* _WHAT IS BEING ASKED_
Return all lines in the material below that contain "Krafft".

* _DATA EXTRACT_
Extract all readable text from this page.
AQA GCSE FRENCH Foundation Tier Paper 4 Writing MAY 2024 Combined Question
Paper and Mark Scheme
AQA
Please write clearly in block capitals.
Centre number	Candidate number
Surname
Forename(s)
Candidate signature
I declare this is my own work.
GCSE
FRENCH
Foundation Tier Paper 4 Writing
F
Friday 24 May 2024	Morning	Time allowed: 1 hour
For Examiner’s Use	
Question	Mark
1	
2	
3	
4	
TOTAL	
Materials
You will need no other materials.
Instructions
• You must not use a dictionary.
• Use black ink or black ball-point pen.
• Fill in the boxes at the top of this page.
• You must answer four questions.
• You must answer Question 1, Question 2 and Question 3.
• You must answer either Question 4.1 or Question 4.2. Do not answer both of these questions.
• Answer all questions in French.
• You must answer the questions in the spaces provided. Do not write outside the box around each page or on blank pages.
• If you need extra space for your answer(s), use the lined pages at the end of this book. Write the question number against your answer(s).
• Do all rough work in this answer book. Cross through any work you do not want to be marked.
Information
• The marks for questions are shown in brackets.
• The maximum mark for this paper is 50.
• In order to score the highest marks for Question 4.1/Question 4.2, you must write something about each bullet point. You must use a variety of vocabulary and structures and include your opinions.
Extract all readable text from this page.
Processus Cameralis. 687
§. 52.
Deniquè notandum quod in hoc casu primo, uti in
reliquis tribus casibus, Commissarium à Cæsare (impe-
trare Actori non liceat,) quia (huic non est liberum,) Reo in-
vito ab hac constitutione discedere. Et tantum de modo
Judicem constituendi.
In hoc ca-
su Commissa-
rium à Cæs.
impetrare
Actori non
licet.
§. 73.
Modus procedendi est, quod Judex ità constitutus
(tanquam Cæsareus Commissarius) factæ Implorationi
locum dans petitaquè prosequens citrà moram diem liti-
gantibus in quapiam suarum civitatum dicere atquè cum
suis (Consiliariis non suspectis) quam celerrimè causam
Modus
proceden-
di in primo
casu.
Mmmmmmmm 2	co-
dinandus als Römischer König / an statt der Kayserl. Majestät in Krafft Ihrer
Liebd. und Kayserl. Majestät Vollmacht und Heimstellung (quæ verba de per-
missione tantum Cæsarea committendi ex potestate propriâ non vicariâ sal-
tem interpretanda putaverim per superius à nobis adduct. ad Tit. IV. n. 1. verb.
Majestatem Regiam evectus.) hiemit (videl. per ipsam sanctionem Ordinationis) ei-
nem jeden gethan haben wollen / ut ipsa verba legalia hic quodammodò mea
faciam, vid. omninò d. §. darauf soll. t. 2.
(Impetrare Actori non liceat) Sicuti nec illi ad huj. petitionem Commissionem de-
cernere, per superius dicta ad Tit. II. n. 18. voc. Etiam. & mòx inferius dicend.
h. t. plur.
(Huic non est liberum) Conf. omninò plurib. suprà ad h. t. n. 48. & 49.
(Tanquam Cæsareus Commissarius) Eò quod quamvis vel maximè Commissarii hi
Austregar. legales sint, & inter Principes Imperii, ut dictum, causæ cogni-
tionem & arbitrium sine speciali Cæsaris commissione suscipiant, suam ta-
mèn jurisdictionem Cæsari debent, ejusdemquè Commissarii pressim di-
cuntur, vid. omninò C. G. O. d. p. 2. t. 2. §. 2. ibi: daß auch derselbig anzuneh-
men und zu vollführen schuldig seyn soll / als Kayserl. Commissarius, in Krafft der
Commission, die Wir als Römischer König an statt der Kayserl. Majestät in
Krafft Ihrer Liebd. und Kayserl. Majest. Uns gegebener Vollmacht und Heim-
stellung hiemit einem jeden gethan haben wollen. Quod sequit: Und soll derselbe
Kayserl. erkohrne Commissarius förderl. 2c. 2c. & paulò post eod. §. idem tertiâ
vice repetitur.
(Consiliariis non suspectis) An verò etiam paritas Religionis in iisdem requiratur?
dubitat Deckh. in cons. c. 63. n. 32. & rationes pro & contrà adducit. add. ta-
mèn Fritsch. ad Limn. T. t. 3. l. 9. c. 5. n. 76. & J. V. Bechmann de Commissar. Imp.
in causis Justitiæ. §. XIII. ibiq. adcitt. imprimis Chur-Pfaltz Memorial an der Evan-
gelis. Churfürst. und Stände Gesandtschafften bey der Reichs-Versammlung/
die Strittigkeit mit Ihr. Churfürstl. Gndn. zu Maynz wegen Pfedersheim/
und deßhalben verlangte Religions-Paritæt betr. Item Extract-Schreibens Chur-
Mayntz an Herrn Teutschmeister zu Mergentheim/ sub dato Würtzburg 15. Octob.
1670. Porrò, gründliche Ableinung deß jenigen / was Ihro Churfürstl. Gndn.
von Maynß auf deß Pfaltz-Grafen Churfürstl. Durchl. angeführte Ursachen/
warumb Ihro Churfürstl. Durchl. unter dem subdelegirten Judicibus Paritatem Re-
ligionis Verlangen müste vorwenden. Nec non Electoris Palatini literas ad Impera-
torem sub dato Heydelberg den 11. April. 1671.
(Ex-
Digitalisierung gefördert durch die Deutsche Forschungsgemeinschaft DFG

* _RESULT_
dinandus als Römischer König / an statt der Kayserl. Majestät in Krafft Ihrer
men und zu vollführen schuldig seyn soll / als Kayserl. Commissarius, in Krafft der
Krafft Ihrer Liebd. und Kayserl. Majest. Uns gegebener Vollmacht und Heim-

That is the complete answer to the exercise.